→ **Task instructions**: Exactly reproduce all the records, keeping pictures out of the copy.

→ **Records for the task**:
• • • • • • •

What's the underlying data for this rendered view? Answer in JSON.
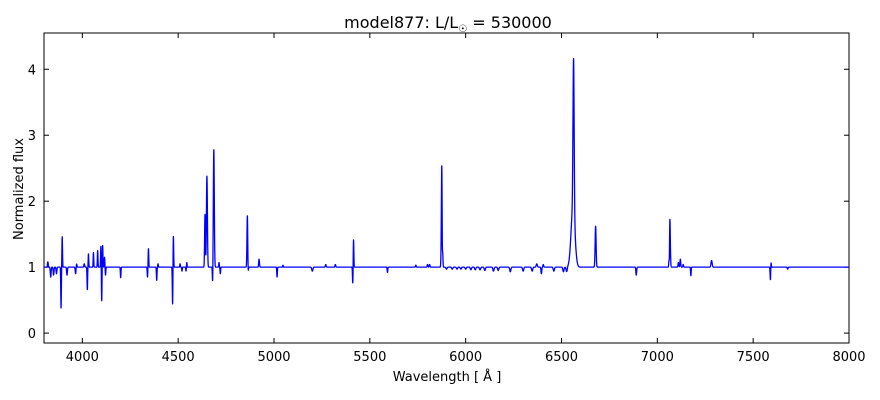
{
  "chart_data": {
    "type": "line",
    "title_main": "model877: L/L",
    "title_sub": "☉",
    "title_value": " = 530000",
    "xlabel": "Wavelength [ Å ]",
    "ylabel": "Normalized flux",
    "xlim": [
      3800,
      8000
    ],
    "ylim": [
      -0.15,
      4.55
    ],
    "x_ticks": [
      4000,
      4500,
      5000,
      5500,
      6000,
      6500,
      7000,
      7500,
      8000
    ],
    "y_ticks": [
      0,
      1,
      2,
      3,
      4
    ],
    "grid": false,
    "line_color": "#0000ff",
    "continuum": 1.0,
    "features": [
      {
        "center": 3820,
        "height": 0.08,
        "width": 2
      },
      {
        "center": 3835,
        "height": -0.15,
        "width": 2
      },
      {
        "center": 3850,
        "height": -0.12,
        "width": 2
      },
      {
        "center": 3865,
        "height": -0.1,
        "width": 2
      },
      {
        "center": 3889,
        "height": -0.62,
        "width": 1.5
      },
      {
        "center": 3895,
        "height": 0.46,
        "width": 1.5
      },
      {
        "center": 3920,
        "height": -0.12,
        "width": 2
      },
      {
        "center": 3965,
        "height": -0.1,
        "width": 2
      },
      {
        "center": 3970,
        "height": 0.05,
        "width": 2
      },
      {
        "center": 4010,
        "height": 0.05,
        "width": 2
      },
      {
        "center": 4026,
        "height": -0.34,
        "width": 1.5
      },
      {
        "center": 4032,
        "height": 0.2,
        "width": 1.5
      },
      {
        "center": 4058,
        "height": 0.22,
        "width": 1.5
      },
      {
        "center": 4080,
        "height": 0.25,
        "width": 1.5
      },
      {
        "center": 4097,
        "height": 0.33,
        "width": 1.5
      },
      {
        "center": 4101,
        "height": -0.52,
        "width": 1.5
      },
      {
        "center": 4106,
        "height": 0.33,
        "width": 1.5
      },
      {
        "center": 4116,
        "height": 0.15,
        "width": 1.5
      },
      {
        "center": 4121,
        "height": -0.12,
        "width": 1.5
      },
      {
        "center": 4200,
        "height": -0.16,
        "width": 1.5
      },
      {
        "center": 4340,
        "height": -0.15,
        "width": 1.5
      },
      {
        "center": 4345,
        "height": 0.28,
        "width": 1.5
      },
      {
        "center": 4388,
        "height": -0.2,
        "width": 1.5
      },
      {
        "center": 4395,
        "height": 0.05,
        "width": 1.5
      },
      {
        "center": 4471,
        "height": -0.57,
        "width": 1.5
      },
      {
        "center": 4475,
        "height": 0.48,
        "width": 1.5
      },
      {
        "center": 4510,
        "height": 0.05,
        "width": 1.5
      },
      {
        "center": 4520,
        "height": -0.06,
        "width": 1.5
      },
      {
        "center": 4541,
        "height": -0.06,
        "width": 1.5
      },
      {
        "center": 4545,
        "height": 0.07,
        "width": 1.5
      },
      {
        "center": 4640,
        "height": 0.8,
        "width": 2
      },
      {
        "center": 4650,
        "height": 1.38,
        "width": 2.5
      },
      {
        "center": 4680,
        "height": -0.28,
        "width": 1.5
      },
      {
        "center": 4686,
        "height": 1.78,
        "width": 2.5
      },
      {
        "center": 4713,
        "height": 0.07,
        "width": 1.5
      },
      {
        "center": 4720,
        "height": -0.1,
        "width": 1.5
      },
      {
        "center": 4861,
        "height": 0.78,
        "width": 2
      },
      {
        "center": 4865,
        "height": -0.1,
        "width": 1.5
      },
      {
        "center": 4922,
        "height": 0.12,
        "width": 2
      },
      {
        "center": 5016,
        "height": -0.15,
        "width": 1.5
      },
      {
        "center": 5047,
        "height": 0.03,
        "width": 1.5
      },
      {
        "center": 5200,
        "height": -0.06,
        "width": 3
      },
      {
        "center": 5270,
        "height": 0.04,
        "width": 2
      },
      {
        "center": 5320,
        "height": 0.04,
        "width": 2
      },
      {
        "center": 5411,
        "height": -0.25,
        "width": 1.5
      },
      {
        "center": 5415,
        "height": 0.42,
        "width": 1.5
      },
      {
        "center": 5592,
        "height": -0.08,
        "width": 1.5
      },
      {
        "center": 5740,
        "height": 0.03,
        "width": 2
      },
      {
        "center": 5801,
        "height": 0.04,
        "width": 2
      },
      {
        "center": 5812,
        "height": 0.04,
        "width": 2
      },
      {
        "center": 5876,
        "height": 1.69,
        "width": 2.5
      },
      {
        "center": 5878,
        "height": -0.77,
        "width": 1.3
      },
      {
        "center": 5900,
        "height": -0.03,
        "width": 3
      },
      {
        "center": 5930,
        "height": -0.03,
        "width": 3
      },
      {
        "center": 5955,
        "height": -0.03,
        "width": 3
      },
      {
        "center": 5975,
        "height": -0.03,
        "width": 3
      },
      {
        "center": 6000,
        "height": -0.03,
        "width": 3
      },
      {
        "center": 6027,
        "height": -0.04,
        "width": 3
      },
      {
        "center": 6050,
        "height": -0.04,
        "width": 3
      },
      {
        "center": 6075,
        "height": -0.04,
        "width": 3
      },
      {
        "center": 6100,
        "height": -0.05,
        "width": 3
      },
      {
        "center": 6145,
        "height": -0.06,
        "width": 3
      },
      {
        "center": 6170,
        "height": -0.05,
        "width": 3
      },
      {
        "center": 6233,
        "height": -0.07,
        "width": 3
      },
      {
        "center": 6300,
        "height": -0.06,
        "width": 3
      },
      {
        "center": 6347,
        "height": -0.06,
        "width": 3
      },
      {
        "center": 6371,
        "height": 0.05,
        "width": 3
      },
      {
        "center": 6395,
        "height": -0.1,
        "width": 2
      },
      {
        "center": 6405,
        "height": 0.04,
        "width": 2
      },
      {
        "center": 6460,
        "height": -0.06,
        "width": 3
      },
      {
        "center": 6510,
        "height": -0.07,
        "width": 3
      },
      {
        "center": 6527,
        "height": -0.07,
        "width": 3
      },
      {
        "center": 6560,
        "height": 0.9,
        "width": 10
      },
      {
        "center": 6563,
        "height": 2.3,
        "width": 3
      },
      {
        "center": 6678,
        "height": 0.62,
        "width": 2.5
      },
      {
        "center": 6890,
        "height": -0.12,
        "width": 2
      },
      {
        "center": 7065,
        "height": 0.8,
        "width": 2.5
      },
      {
        "center": 7063,
        "height": -0.38,
        "width": 1.3
      },
      {
        "center": 7110,
        "height": 0.07,
        "width": 2
      },
      {
        "center": 7120,
        "height": 0.12,
        "width": 2
      },
      {
        "center": 7135,
        "height": 0.04,
        "width": 2
      },
      {
        "center": 7175,
        "height": -0.13,
        "width": 1.5
      },
      {
        "center": 7283,
        "height": 0.1,
        "width": 3
      },
      {
        "center": 7590,
        "height": -0.2,
        "width": 1.5
      },
      {
        "center": 7593,
        "height": 0.08,
        "width": 1.5
      },
      {
        "center": 7680,
        "height": -0.03,
        "width": 2
      }
    ]
  }
}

• • • • • • •

→ **Expected answer**:
What's the underlying data for this rendered view? Answer in JSON.
{
  "chart_data": {
    "type": "line",
    "title_main": "model877: L/L",
    "title_sub": "☉",
    "title_value": " = 530000",
    "xlabel": "Wavelength [ Å ]",
    "ylabel": "Normalized flux",
    "xlim": [
      3800,
      8000
    ],
    "ylim": [
      -0.15,
      4.55
    ],
    "x_ticks": [
      4000,
      4500,
      5000,
      5500,
      6000,
      6500,
      7000,
      7500,
      8000
    ],
    "y_ticks": [
      0,
      1,
      2,
      3,
      4
    ],
    "grid": false,
    "line_color": "#0000ff",
    "continuum": 1.0,
    "features": [
      {
        "center": 3820,
        "height": 0.08,
        "width": 2
      },
      {
        "center": 3835,
        "height": -0.15,
        "width": 2
      },
      {
        "center": 3850,
        "height": -0.12,
        "width": 2
      },
      {
        "center": 3865,
        "height": -0.1,
        "width": 2
      },
      {
        "center": 3889,
        "height": -0.62,
        "width": 1.5
      },
      {
        "center": 3895,
        "height": 0.46,
        "width": 1.5
      },
      {
        "center": 3920,
        "height": -0.12,
        "width": 2
      },
      {
        "center": 3965,
        "height": -0.1,
        "width": 2
      },
      {
        "center": 3970,
        "height": 0.05,
        "width": 2
      },
      {
        "center": 4010,
        "height": 0.05,
        "width": 2
      },
      {
        "center": 4026,
        "height": -0.34,
        "width": 1.5
      },
      {
        "center": 4032,
        "height": 0.2,
        "width": 1.5
      },
      {
        "center": 4058,
        "height": 0.22,
        "width": 1.5
      },
      {
        "center": 4080,
        "height": 0.25,
        "width": 1.5
      },
      {
        "center": 4097,
        "height": 0.33,
        "width": 1.5
      },
      {
        "center": 4101,
        "height": -0.52,
        "width": 1.5
      },
      {
        "center": 4106,
        "height": 0.33,
        "width": 1.5
      },
      {
        "center": 4116,
        "height": 0.15,
        "width": 1.5
      },
      {
        "center": 4121,
        "height": -0.12,
        "width": 1.5
      },
      {
        "center": 4200,
        "height": -0.16,
        "width": 1.5
      },
      {
        "center": 4340,
        "height": -0.15,
        "width": 1.5
      },
      {
        "center": 4345,
        "height": 0.28,
        "width": 1.5
      },
      {
        "center": 4388,
        "height": -0.2,
        "width": 1.5
      },
      {
        "center": 4395,
        "height": 0.05,
        "width": 1.5
      },
      {
        "center": 4471,
        "height": -0.57,
        "width": 1.5
      },
      {
        "center": 4475,
        "height": 0.48,
        "width": 1.5
      },
      {
        "center": 4510,
        "height": 0.05,
        "width": 1.5
      },
      {
        "center": 4520,
        "height": -0.06,
        "width": 1.5
      },
      {
        "center": 4541,
        "height": -0.06,
        "width": 1.5
      },
      {
        "center": 4545,
        "height": 0.07,
        "width": 1.5
      },
      {
        "center": 4640,
        "height": 0.8,
        "width": 2
      },
      {
        "center": 4650,
        "height": 1.38,
        "width": 2.5
      },
      {
        "center": 4680,
        "height": -0.28,
        "width": 1.5
      },
      {
        "center": 4686,
        "height": 1.78,
        "width": 2.5
      },
      {
        "center": 4713,
        "height": 0.07,
        "width": 1.5
      },
      {
        "center": 4720,
        "height": -0.1,
        "width": 1.5
      },
      {
        "center": 4861,
        "height": 0.78,
        "width": 2
      },
      {
        "center": 4865,
        "height": -0.1,
        "width": 1.5
      },
      {
        "center": 4922,
        "height": 0.12,
        "width": 2
      },
      {
        "center": 5016,
        "height": -0.15,
        "width": 1.5
      },
      {
        "center": 5047,
        "height": 0.03,
        "width": 1.5
      },
      {
        "center": 5200,
        "height": -0.06,
        "width": 3
      },
      {
        "center": 5270,
        "height": 0.04,
        "width": 2
      },
      {
        "center": 5320,
        "height": 0.04,
        "width": 2
      },
      {
        "center": 5411,
        "height": -0.25,
        "width": 1.5
      },
      {
        "center": 5415,
        "height": 0.42,
        "width": 1.5
      },
      {
        "center": 5592,
        "height": -0.08,
        "width": 1.5
      },
      {
        "center": 5740,
        "height": 0.03,
        "width": 2
      },
      {
        "center": 5801,
        "height": 0.04,
        "width": 2
      },
      {
        "center": 5812,
        "height": 0.04,
        "width": 2
      },
      {
        "center": 5876,
        "height": 1.69,
        "width": 2.5
      },
      {
        "center": 5878,
        "height": -0.77,
        "width": 1.3
      },
      {
        "center": 5900,
        "height": -0.03,
        "width": 3
      },
      {
        "center": 5930,
        "height": -0.03,
        "width": 3
      },
      {
        "center": 5955,
        "height": -0.03,
        "width": 3
      },
      {
        "center": 5975,
        "height": -0.03,
        "width": 3
      },
      {
        "center": 6000,
        "height": -0.03,
        "width": 3
      },
      {
        "center": 6027,
        "height": -0.04,
        "width": 3
      },
      {
        "center": 6050,
        "height": -0.04,
        "width": 3
      },
      {
        "center": 6075,
        "height": -0.04,
        "width": 3
      },
      {
        "center": 6100,
        "height": -0.05,
        "width": 3
      },
      {
        "center": 6145,
        "height": -0.06,
        "width": 3
      },
      {
        "center": 6170,
        "height": -0.05,
        "width": 3
      },
      {
        "center": 6233,
        "height": -0.07,
        "width": 3
      },
      {
        "center": 6300,
        "height": -0.06,
        "width": 3
      },
      {
        "center": 6347,
        "height": -0.06,
        "width": 3
      },
      {
        "center": 6371,
        "height": 0.05,
        "width": 3
      },
      {
        "center": 6395,
        "height": -0.1,
        "width": 2
      },
      {
        "center": 6405,
        "height": 0.04,
        "width": 2
      },
      {
        "center": 6460,
        "height": -0.06,
        "width": 3
      },
      {
        "center": 6510,
        "height": -0.07,
        "width": 3
      },
      {
        "center": 6527,
        "height": -0.07,
        "width": 3
      },
      {
        "center": 6560,
        "height": 0.9,
        "width": 10
      },
      {
        "center": 6563,
        "height": 2.3,
        "width": 3
      },
      {
        "center": 6678,
        "height": 0.62,
        "width": 2.5
      },
      {
        "center": 6890,
        "height": -0.12,
        "width": 2
      },
      {
        "center": 7065,
        "height": 0.8,
        "width": 2.5
      },
      {
        "center": 7063,
        "height": -0.38,
        "width": 1.3
      },
      {
        "center": 7110,
        "height": 0.07,
        "width": 2
      },
      {
        "center": 7120,
        "height": 0.12,
        "width": 2
      },
      {
        "center": 7135,
        "height": 0.04,
        "width": 2
      },
      {
        "center": 7175,
        "height": -0.13,
        "width": 1.5
      },
      {
        "center": 7283,
        "height": 0.1,
        "width": 3
      },
      {
        "center": 7590,
        "height": -0.2,
        "width": 1.5
      },
      {
        "center": 7593,
        "height": 0.08,
        "width": 1.5
      },
      {
        "center": 7680,
        "height": -0.03,
        "width": 2
      }
    ]
  }
}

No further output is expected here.